# Your objective
State only the count of lines in the listing below that hold "スマートフォン".

# Extracts from a graphics dataset
* START *
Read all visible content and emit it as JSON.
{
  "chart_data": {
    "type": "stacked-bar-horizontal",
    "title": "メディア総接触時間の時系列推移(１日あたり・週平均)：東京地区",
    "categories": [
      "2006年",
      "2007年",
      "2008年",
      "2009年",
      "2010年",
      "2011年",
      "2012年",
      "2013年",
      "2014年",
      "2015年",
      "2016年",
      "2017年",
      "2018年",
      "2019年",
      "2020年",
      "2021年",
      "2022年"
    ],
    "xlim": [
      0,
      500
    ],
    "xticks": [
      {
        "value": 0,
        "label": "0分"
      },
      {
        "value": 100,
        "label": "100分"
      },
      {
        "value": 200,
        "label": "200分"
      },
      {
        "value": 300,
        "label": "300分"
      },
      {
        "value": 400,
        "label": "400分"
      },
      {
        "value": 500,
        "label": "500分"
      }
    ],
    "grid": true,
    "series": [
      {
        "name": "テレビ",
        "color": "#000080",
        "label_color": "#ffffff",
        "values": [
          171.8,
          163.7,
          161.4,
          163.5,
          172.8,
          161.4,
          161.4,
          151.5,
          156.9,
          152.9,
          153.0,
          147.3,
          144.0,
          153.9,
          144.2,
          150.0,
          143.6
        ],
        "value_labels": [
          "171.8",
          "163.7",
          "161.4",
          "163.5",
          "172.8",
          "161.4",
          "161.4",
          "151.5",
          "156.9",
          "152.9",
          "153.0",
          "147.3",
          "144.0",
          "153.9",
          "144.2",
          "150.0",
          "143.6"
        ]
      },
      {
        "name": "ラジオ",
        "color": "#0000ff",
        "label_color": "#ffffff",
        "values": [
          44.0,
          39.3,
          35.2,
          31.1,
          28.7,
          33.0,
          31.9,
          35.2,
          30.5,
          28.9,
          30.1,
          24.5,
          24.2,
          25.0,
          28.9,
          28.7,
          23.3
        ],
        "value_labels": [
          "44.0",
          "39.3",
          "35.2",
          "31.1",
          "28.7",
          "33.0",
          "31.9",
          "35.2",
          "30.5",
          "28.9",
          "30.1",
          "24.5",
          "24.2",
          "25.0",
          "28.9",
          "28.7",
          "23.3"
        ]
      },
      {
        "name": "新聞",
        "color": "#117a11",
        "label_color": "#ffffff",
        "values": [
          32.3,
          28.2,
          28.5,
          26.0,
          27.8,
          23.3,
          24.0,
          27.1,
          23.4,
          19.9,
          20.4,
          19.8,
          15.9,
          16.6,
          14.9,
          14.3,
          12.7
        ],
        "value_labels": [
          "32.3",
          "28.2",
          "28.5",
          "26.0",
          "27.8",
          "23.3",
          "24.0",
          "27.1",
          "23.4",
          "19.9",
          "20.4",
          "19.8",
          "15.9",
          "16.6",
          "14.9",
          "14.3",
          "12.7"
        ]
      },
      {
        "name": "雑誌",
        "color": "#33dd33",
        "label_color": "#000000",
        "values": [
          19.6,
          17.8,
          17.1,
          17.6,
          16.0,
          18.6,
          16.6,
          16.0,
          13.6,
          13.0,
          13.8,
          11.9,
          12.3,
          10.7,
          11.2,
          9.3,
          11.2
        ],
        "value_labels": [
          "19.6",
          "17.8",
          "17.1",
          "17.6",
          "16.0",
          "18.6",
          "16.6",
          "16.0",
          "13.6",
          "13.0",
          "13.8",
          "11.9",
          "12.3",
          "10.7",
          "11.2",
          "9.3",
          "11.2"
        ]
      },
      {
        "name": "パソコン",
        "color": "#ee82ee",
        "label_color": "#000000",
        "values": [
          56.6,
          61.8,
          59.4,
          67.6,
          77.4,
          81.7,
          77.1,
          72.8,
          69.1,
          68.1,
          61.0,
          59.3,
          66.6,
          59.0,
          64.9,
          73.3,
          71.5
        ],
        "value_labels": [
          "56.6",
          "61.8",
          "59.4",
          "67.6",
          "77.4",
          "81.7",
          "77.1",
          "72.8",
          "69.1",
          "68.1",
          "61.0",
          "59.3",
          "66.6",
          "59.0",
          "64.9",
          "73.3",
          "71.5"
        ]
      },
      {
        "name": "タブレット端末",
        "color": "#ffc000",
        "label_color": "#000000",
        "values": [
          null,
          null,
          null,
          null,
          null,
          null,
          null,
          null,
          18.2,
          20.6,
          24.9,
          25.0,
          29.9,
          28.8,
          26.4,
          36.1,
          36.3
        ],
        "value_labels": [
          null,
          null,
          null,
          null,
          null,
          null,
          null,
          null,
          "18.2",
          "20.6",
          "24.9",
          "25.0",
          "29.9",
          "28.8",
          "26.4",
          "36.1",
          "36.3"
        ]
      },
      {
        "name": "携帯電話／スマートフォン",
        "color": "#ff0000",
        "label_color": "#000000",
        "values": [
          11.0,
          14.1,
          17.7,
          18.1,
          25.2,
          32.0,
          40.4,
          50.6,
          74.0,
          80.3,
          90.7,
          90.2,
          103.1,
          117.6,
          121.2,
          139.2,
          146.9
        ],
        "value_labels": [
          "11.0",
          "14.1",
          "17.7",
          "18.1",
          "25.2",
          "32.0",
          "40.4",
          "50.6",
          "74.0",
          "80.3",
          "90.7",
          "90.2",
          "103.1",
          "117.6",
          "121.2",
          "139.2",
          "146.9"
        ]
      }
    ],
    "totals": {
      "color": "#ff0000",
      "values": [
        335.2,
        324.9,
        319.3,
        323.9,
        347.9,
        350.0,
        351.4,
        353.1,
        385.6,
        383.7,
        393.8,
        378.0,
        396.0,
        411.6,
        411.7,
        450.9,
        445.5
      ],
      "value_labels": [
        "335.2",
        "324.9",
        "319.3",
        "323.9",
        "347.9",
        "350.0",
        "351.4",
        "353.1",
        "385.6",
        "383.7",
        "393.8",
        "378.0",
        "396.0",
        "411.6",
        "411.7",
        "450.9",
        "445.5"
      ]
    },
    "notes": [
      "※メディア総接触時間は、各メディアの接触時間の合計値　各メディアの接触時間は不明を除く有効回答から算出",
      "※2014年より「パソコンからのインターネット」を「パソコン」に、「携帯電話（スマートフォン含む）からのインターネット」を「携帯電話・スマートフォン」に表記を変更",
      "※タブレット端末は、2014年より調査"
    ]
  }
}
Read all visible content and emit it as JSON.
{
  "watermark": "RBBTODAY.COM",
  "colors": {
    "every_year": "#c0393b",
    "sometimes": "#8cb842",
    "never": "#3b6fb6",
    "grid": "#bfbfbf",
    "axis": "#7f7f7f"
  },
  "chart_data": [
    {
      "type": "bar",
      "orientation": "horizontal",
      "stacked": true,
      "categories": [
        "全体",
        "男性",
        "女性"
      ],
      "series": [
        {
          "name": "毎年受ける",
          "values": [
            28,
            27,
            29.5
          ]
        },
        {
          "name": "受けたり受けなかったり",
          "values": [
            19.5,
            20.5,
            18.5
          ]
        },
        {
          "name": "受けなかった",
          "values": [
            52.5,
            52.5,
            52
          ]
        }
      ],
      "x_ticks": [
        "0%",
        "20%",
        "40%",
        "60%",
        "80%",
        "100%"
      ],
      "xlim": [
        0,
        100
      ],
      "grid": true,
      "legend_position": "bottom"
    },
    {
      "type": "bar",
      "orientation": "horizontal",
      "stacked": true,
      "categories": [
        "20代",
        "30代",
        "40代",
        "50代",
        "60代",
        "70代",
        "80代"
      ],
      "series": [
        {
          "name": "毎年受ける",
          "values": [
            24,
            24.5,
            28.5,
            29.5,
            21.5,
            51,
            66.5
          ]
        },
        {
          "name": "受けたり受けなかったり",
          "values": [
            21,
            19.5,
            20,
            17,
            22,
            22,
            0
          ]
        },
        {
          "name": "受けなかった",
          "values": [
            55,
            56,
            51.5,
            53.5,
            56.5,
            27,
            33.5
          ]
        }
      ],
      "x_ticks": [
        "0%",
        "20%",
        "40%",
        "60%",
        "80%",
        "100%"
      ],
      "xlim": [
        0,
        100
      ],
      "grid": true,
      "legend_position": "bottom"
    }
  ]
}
* END *
# Solution to this exercise
2